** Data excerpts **

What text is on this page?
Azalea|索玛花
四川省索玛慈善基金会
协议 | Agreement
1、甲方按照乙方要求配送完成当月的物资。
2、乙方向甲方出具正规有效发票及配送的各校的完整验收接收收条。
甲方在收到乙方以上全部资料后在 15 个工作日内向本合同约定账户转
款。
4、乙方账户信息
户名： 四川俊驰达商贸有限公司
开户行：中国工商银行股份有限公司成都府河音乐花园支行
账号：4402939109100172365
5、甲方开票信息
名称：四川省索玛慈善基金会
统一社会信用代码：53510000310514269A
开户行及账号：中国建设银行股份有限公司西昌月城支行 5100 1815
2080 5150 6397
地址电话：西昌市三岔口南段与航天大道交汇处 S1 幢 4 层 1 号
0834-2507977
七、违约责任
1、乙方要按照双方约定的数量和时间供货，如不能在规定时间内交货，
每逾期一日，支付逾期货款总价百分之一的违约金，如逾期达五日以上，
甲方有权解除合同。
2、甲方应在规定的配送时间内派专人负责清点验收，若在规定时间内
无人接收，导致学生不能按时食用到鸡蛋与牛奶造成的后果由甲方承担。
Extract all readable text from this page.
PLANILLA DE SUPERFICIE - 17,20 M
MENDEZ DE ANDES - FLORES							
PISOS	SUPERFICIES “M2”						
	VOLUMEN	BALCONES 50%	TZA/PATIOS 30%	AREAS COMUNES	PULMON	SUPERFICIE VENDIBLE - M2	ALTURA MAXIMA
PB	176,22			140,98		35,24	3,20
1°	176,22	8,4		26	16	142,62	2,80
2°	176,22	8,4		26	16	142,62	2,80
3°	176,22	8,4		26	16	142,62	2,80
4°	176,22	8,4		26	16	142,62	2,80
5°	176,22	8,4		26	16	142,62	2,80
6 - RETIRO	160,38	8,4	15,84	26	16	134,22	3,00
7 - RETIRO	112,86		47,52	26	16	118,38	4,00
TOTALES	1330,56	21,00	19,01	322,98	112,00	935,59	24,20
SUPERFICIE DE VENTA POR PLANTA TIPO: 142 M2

** TASK BRIEF **
Copy out every line of the data above, exactly as given.

** OUTPUT OF THE TASK **
What text is on this page?
Azalea|索玛花
四川省索玛慈善基金会
协议 | Agreement
1、甲方按照乙方要求配送完成当月的物资。
2、乙方向甲方出具正规有效发票及配送的各校的完整验收接收收条。
甲方在收到乙方以上全部资料后在 15 个工作日内向本合同约定账户转
款。
4、乙方账户信息
户名： 四川俊驰达商贸有限公司
开户行：中国工商银行股份有限公司成都府河音乐花园支行
账号：4402939109100172365
5、甲方开票信息
名称：四川省索玛慈善基金会
统一社会信用代码：53510000310514269A
开户行及账号：中国建设银行股份有限公司西昌月城支行 5100 1815
2080 5150 6397
地址电话：西昌市三岔口南段与航天大道交汇处 S1 幢 4 层 1 号
0834-2507977
七、违约责任
1、乙方要按照双方约定的数量和时间供货，如不能在规定时间内交货，
每逾期一日，支付逾期货款总价百分之一的违约金，如逾期达五日以上，
甲方有权解除合同。
2、甲方应在规定的配送时间内派专人负责清点验收，若在规定时间内
无人接收，导致学生不能按时食用到鸡蛋与牛奶造成的后果由甲方承担。
Extract all readable text from this page.
PLANILLA DE SUPERFICIE - 17,20 M
MENDEZ DE ANDES - FLORES							
PISOS	SUPERFICIES “M2”						
	VOLUMEN	BALCONES 50%	TZA/PATIOS 30%	AREAS COMUNES	PULMON	SUPERFICIE VENDIBLE - M2	ALTURA MAXIMA
PB	176,22			140,98		35,24	3,20
1°	176,22	8,4		26	16	142,62	2,80
2°	176,22	8,4		26	16	142,62	2,80
3°	176,22	8,4		26	16	142,62	2,80
4°	176,22	8,4		26	16	142,62	2,80
5°	176,22	8,4		26	16	142,62	2,80
6 - RETIRO	160,38	8,4	15,84	26	16	134,22	3,00
7 - RETIRO	112,86		47,52	26	16	118,38	4,00
TOTALES	1330,56	21,00	19,01	322,98	112,00	935,59	24,20
SUPERFICIE DE VENTA POR PLANTA TIPO: 142 M2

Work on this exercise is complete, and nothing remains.